§ Problem statement
Gather each line in the entries that includes the string "script".

§ Information shown
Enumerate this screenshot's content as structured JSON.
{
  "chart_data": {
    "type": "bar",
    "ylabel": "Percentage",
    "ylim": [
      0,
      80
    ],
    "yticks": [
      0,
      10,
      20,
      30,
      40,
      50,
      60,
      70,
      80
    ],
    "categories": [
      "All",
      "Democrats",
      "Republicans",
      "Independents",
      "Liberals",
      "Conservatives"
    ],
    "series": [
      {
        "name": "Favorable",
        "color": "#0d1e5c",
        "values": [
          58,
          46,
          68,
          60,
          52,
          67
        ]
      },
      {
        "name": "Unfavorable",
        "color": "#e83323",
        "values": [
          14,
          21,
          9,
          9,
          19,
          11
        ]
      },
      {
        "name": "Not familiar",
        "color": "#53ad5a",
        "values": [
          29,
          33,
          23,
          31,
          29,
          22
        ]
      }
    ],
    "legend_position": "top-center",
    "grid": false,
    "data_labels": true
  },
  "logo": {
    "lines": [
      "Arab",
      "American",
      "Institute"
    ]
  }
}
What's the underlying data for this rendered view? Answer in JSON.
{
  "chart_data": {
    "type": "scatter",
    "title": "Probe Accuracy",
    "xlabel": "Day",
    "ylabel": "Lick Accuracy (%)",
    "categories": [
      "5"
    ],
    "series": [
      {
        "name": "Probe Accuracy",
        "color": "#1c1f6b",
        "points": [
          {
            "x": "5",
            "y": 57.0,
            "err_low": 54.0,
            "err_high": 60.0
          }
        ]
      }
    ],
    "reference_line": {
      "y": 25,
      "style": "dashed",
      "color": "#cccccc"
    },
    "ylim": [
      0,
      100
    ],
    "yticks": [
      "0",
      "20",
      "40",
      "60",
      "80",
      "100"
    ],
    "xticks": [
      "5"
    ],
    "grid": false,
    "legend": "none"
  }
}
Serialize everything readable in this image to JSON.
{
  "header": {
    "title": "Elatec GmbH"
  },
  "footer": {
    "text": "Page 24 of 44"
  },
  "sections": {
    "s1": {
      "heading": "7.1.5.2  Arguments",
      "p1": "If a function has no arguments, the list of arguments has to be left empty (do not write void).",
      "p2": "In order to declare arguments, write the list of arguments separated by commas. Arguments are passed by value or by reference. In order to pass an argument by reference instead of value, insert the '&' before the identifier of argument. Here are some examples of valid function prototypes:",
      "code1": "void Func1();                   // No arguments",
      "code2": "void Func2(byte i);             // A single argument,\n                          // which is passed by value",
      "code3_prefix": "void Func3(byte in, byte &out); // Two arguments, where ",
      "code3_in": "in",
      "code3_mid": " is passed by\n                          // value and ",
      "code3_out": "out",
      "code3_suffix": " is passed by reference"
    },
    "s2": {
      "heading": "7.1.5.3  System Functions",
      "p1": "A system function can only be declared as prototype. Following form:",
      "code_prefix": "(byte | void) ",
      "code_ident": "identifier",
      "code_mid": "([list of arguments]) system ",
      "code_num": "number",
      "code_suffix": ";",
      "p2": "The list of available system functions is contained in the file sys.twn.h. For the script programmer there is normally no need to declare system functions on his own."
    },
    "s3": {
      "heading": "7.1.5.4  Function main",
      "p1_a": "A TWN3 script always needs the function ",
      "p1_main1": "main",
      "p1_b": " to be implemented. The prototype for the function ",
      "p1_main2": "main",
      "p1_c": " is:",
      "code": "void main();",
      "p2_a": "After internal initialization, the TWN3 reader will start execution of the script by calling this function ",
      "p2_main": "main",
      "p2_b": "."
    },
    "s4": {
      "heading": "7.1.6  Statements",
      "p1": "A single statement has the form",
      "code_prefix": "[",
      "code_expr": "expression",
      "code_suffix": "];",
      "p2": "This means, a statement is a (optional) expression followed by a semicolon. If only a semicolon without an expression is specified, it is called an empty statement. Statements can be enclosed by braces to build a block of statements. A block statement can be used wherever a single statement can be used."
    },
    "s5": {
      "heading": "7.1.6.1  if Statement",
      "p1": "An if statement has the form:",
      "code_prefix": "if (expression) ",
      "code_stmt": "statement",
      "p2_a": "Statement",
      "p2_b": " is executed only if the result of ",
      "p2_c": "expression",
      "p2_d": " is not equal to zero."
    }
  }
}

§ Result of the exercise
      "p2": "The list of available system functions is contained in the file sys.twn.h. For the script programmer there is normally no need to declare system functions on his own."
      "p1_a": "A TWN3 script always needs the function ",
      "p2_a": "After internal initialization, the TWN3 reader will start execution of the script by calling this function ",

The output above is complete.